■ **Brief**
Your task is to copy the listing exactly, with the pictures left out.

━━ Records provided ━━

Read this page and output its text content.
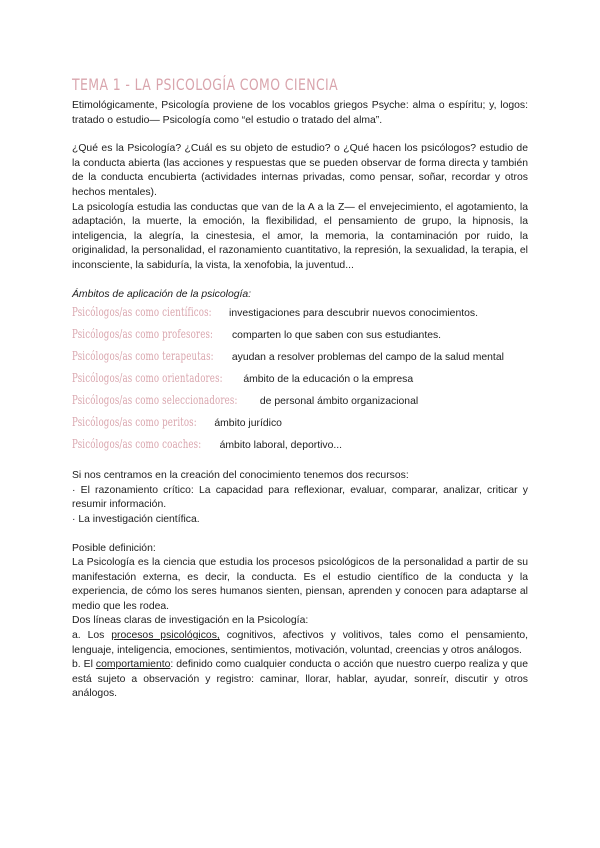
TEMA 1 - LA PSICOLOGÍA COMO CIENCIA

Etimológicamente, Psicología proviene de los vocablos griegos Psyche: alma o espíritu; y, logos: tratado o estudio— Psicología como “el estudio o tratado del alma”.

¿Qué es la Psicología? ¿Cuál es su objeto de estudio? o ¿Qué hacen los psicólogos? estudio de la conducta abierta (las acciones y respuestas que se pueden observar de forma directa y también de la conducta encubierta (actividades internas privadas, como pensar, soñar, recordar y otros hechos mentales).

La psicología estudia las conductas que van de la A a la Z— el envejecimiento, el agotamiento, la adaptación, la muerte, la emoción, la flexibilidad, el pensamiento de grupo, la hipnosis, la inteligencia, la alegría, la cinestesia, el amor, la memoria, la contaminación por ruido, la originalidad, la personalidad, el razonamiento cuantitativo, la represión, la sexualidad, la terapia, el inconsciente, la sabiduría, la vista, la xenofobia, la juventud...

Ámbitos de aplicación de la psicología:

Psicólogos/as como científicos: investigaciones para descubrir nuevos conocimientos.
Psicólogos/as como profesores: comparten lo que saben con sus estudiantes.
Psicólogos/as como terapeutas: ayudan a resolver problemas del campo de la salud mental
Psicólogos/as como orientadores: ámbito de la educación o la empresa
Psicólogos/as como seleccionadores: de personal ámbito organizacional
Psicólogos/as como peritos: ámbito jurídico
Psicólogos/as como coaches: ámbito laboral, deportivo...

Si nos centramos en la creación del conocimiento tenemos dos recursos:

· El razonamiento crítico: La capacidad para reflexionar, evaluar, comparar, analizar, criticar y resumir información.

· La investigación científica.

Posible definición:

La Psicología es la ciencia que estudia los procesos psicológicos de la personalidad a partir de su manifestación externa, es decir, la conducta. Es el estudio científico de la conducta y la experiencia, de cómo los seres humanos sienten, piensan, aprenden y conocen para adaptarse al medio que les rodea.

Dos líneas claras de investigación en la Psicología:

a. Los procesos psicológicos, cognitivos, afectivos y volitivos, tales como el pensamiento, lenguaje, inteligencia, emociones, sentimientos, motivación, voluntad, creencias y otros análogos.

b. El comportamiento: definido como cualquier conducta o acción que nuestro cuerpo realiza y que está sujeto a observación y registro: caminar, llorar, hablar, ayudar, sonreír, discutir y otros análogos.
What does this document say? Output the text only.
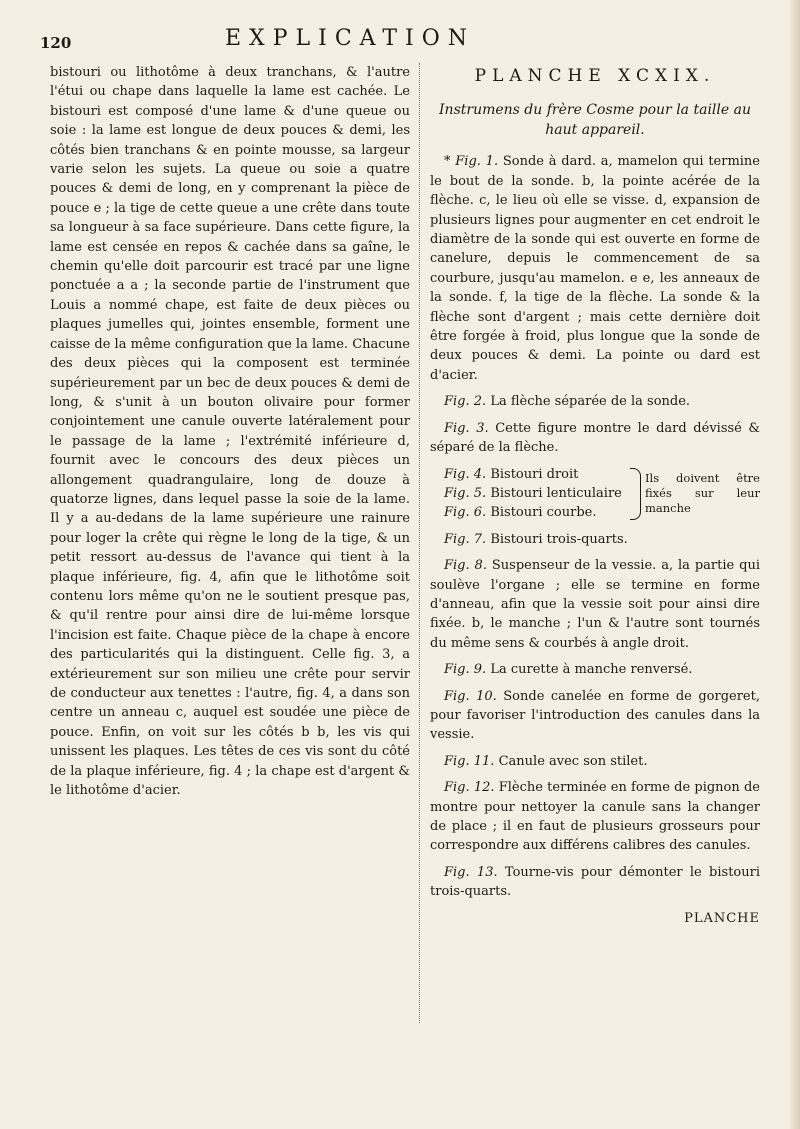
120	EXPLICATION

bistouri ou lithotôme à deux tranchans, & l'autre l'étui ou chape dans laquelle la lame est cachée. Le bistouri est composé d'une lame & d'une queue ou soie : la lame est longue de deux pouces & demi, les côtés bien tranchans & en pointe mousse, sa largeur varie selon les sujets. La queue ou soie a quatre pouces & demi de long, en y comprenant la pièce de pouce e ; la tige de cette queue a une crête dans toute sa longueur à sa face supérieure. Dans cette figure, la lame est censée en repos & cachée dans sa gaîne, le chemin qu'elle doit parcourir est tracé par une ligne ponctuée a a ; la seconde partie de l'instrument que Louis a nommé chape, est faite de deux pièces ou plaques jumelles qui, jointes ensemble, forment une caisse de la même configuration que la lame. Chacune des deux pièces qui la composent est terminée supérieurement par un bec de deux pouces & demi de long, & s'unit à un bouton olivaire pour former conjointement une canule ouverte latéralement pour le passage de la lame ; l'extrémité inférieure d, fournit avec le concours des deux pièces un allongement quadrangulaire, long de douze à quatorze lignes, dans lequel passe la soie de la lame. Il y a au-dedans de la lame supérieure une rainure pour loger la crête qui règne le long de la tige, & un petit ressort au-dessus de l'avance qui tient à la plaque inférieure, fig. 4, afin que le lithotôme soit contenu lors même qu'on ne le soutient presque pas, & qu'il rentre pour ainsi dire de lui-même lorsque l'incision est faite. Chaque pièce de la chape à encore des particularités qui la distinguent. Celle fig. 3, a extérieurement sur son milieu une crête pour servir de conducteur aux tenettes : l'autre, fig. 4, a dans son centre un anneau c, auquel est soudée une pièce de pouce. Enfin, on voit sur les côtés b b, les vis qui unissent les plaques. Les têtes de ces vis sont du côté de la plaque inférieure, fig. 4 ; la chape est d'argent & le lithotôme d'acier.

PLANCHE XCXIX.
Instrumens du frère Cosme pour la taille au haut appareil.

* Fig. 1. Sonde à dard. a, mamelon qui termine le bout de la sonde. b, la pointe acérée de la flèche. c, le lieu où elle se visse. d, expansion de plusieurs lignes pour augmenter en cet endroit le diamètre de la sonde qui est ouverte en forme de canelure, depuis le commencement de sa courbure, jusqu'au mamelon. e e, les anneaux de la sonde. f, la tige de la flèche. La sonde & la flèche sont d'argent ; mais cette dernière doit être forgée à froid, plus longue que la sonde de deux pouces & demi. La pointe ou dard est d'acier.

Fig. 2. La flèche séparée de la sonde.

Fig. 3. Cette figure montre le dard dévissé & séparé de la flèche.

Fig. 4. Bistouri droit
Fig. 5. Bistouri lenticulaire
Fig. 6. Bistouri courbe.
Ils doivent être fixés sur leur manche

Fig. 7. Bistouri trois-quarts.

Fig. 8. Suspenseur de la vessie. a, la partie qui soulève l'organe ; elle se termine en forme d'anneau, afin que la vessie soit pour ainsi dire fixée. b, le manche ; l'un & l'autre sont tournés du même sens & courbés à angle droit.

Fig. 9. La curette à manche renversé.

Fig. 10. Sonde canelée en forme de gorgeret, pour favoriser l'introduction des canules dans la vessie.

Fig. 11. Canule avec son stilet.

Fig. 12. Flèche terminée en forme de pignon de montre pour nettoyer la canule sans la changer de place ; il en faut de plusieurs grosseurs pour correspondre aux différens calibres des canules.

Fig. 13. Tourne-vis pour démonter le bistouri trois-quarts.

PLANCHE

━━━

■ **Solution for this exercise**
Read this page and output its text content.
TEMA 1 - LA PSICOLOGÍA COMO CIENCIA

Etimológicamente, Psicología proviene de los vocablos griegos Psyche: alma o espíritu; y, logos: tratado o estudio— Psicología como “el estudio o tratado del alma”.

¿Qué es la Psicología? ¿Cuál es su objeto de estudio? o ¿Qué hacen los psicólogos? estudio de la conducta abierta (las acciones y respuestas que se pueden observar de forma directa y también de la conducta encubierta (actividades internas privadas, como pensar, soñar, recordar y otros hechos mentales).

La psicología estudia las conductas que van de la A a la Z— el envejecimiento, el agotamiento, la adaptación, la muerte, la emoción, la flexibilidad, el pensamiento de grupo, la hipnosis, la inteligencia, la alegría, la cinestesia, el amor, la memoria, la contaminación por ruido, la originalidad, la personalidad, el razonamiento cuantitativo, la represión, la sexualidad, la terapia, el inconsciente, la sabiduría, la vista, la xenofobia, la juventud...

Ámbitos de aplicación de la psicología:

Psicólogos/as como científicos: investigaciones para descubrir nuevos conocimientos.
Psicólogos/as como profesores: comparten lo que saben con sus estudiantes.
Psicólogos/as como terapeutas: ayudan a resolver problemas del campo de la salud mental
Psicólogos/as como orientadores: ámbito de la educación o la empresa
Psicólogos/as como seleccionadores: de personal ámbito organizacional
Psicólogos/as como peritos: ámbito jurídico
Psicólogos/as como coaches: ámbito laboral, deportivo...

Si nos centramos en la creación del conocimiento tenemos dos recursos:

· El razonamiento crítico: La capacidad para reflexionar, evaluar, comparar, analizar, criticar y resumir información.

· La investigación científica.

Posible definición:

La Psicología es la ciencia que estudia los procesos psicológicos de la personalidad a partir de su manifestación externa, es decir, la conducta. Es el estudio científico de la conducta y la experiencia, de cómo los seres humanos sienten, piensan, aprenden y conocen para adaptarse al medio que les rodea.

Dos líneas claras de investigación en la Psicología:

a. Los procesos psicológicos, cognitivos, afectivos y volitivos, tales como el pensamiento, lenguaje, inteligencia, emociones, sentimientos, motivación, voluntad, creencias y otros análogos.

b. El comportamiento: definido como cualquier conducta o acción que nuestro cuerpo realiza y que está sujeto a observación y registro: caminar, llorar, hablar, ayudar, sonreír, discutir y otros análogos.
What does this document say? Output the text only.
120	EXPLICATION

bistouri ou lithotôme à deux tranchans, & l'autre l'étui ou chape dans laquelle la lame est cachée. Le bistouri est composé d'une lame & d'une queue ou soie : la lame est longue de deux pouces & demi, les côtés bien tranchans & en pointe mousse, sa largeur varie selon les sujets. La queue ou soie a quatre pouces & demi de long, en y comprenant la pièce de pouce e ; la tige de cette queue a une crête dans toute sa longueur à sa face supérieure. Dans cette figure, la lame est censée en repos & cachée dans sa gaîne, le chemin qu'elle doit parcourir est tracé par une ligne ponctuée a a ; la seconde partie de l'instrument que Louis a nommé chape, est faite de deux pièces ou plaques jumelles qui, jointes ensemble, forment une caisse de la même configuration que la lame. Chacune des deux pièces qui la composent est terminée supérieurement par un bec de deux pouces & demi de long, & s'unit à un bouton olivaire pour former conjointement une canule ouverte latéralement pour le passage de la lame ; l'extrémité inférieure d, fournit avec le concours des deux pièces un allongement quadrangulaire, long de douze à quatorze lignes, dans lequel passe la soie de la lame. Il y a au-dedans de la lame supérieure une rainure pour loger la crête qui règne le long de la tige, & un petit ressort au-dessus de l'avance qui tient à la plaque inférieure, fig. 4, afin que le lithotôme soit contenu lors même qu'on ne le soutient presque pas, & qu'il rentre pour ainsi dire de lui-même lorsque l'incision est faite. Chaque pièce de la chape à encore des particularités qui la distinguent. Celle fig. 3, a extérieurement sur son milieu une crête pour servir de conducteur aux tenettes : l'autre, fig. 4, a dans son centre un anneau c, auquel est soudée une pièce de pouce. Enfin, on voit sur les côtés b b, les vis qui unissent les plaques. Les têtes de ces vis sont du côté de la plaque inférieure, fig. 4 ; la chape est d'argent & le lithotôme d'acier.

PLANCHE XCXIX.
Instrumens du frère Cosme pour la taille au haut appareil.

* Fig. 1. Sonde à dard. a, mamelon qui termine le bout de la sonde. b, la pointe acérée de la flèche. c, le lieu où elle se visse. d, expansion de plusieurs lignes pour augmenter en cet endroit le diamètre de la sonde qui est ouverte en forme de canelure, depuis le commencement de sa courbure, jusqu'au mamelon. e e, les anneaux de la sonde. f, la tige de la flèche. La sonde & la flèche sont d'argent ; mais cette dernière doit être forgée à froid, plus longue que la sonde de deux pouces & demi. La pointe ou dard est d'acier.

Fig. 2. La flèche séparée de la sonde.

Fig. 3. Cette figure montre le dard dévissé & séparé de la flèche.

Fig. 4. Bistouri droit
Fig. 5. Bistouri lenticulaire
Fig. 6. Bistouri courbe.
Ils doivent être fixés sur leur manche

Fig. 7. Bistouri trois-quarts.

Fig. 8. Suspenseur de la vessie. a, la partie qui soulève l'organe ; elle se termine en forme d'anneau, afin que la vessie soit pour ainsi dire fixée. b, le manche ; l'un & l'autre sont tournés du même sens & courbés à angle droit.

Fig. 9. La curette à manche renversé.

Fig. 10. Sonde canelée en forme de gorgeret, pour favoriser l'introduction des canules dans la vessie.

Fig. 11. Canule avec son stilet.

Fig. 12. Flèche terminée en forme de pignon de montre pour nettoyer la canule sans la changer de place ; il en faut de plusieurs grosseurs pour correspondre aux différens calibres des canules.

Fig. 13. Tourne-vis pour démonter le bistouri trois-quarts.

PLANCHE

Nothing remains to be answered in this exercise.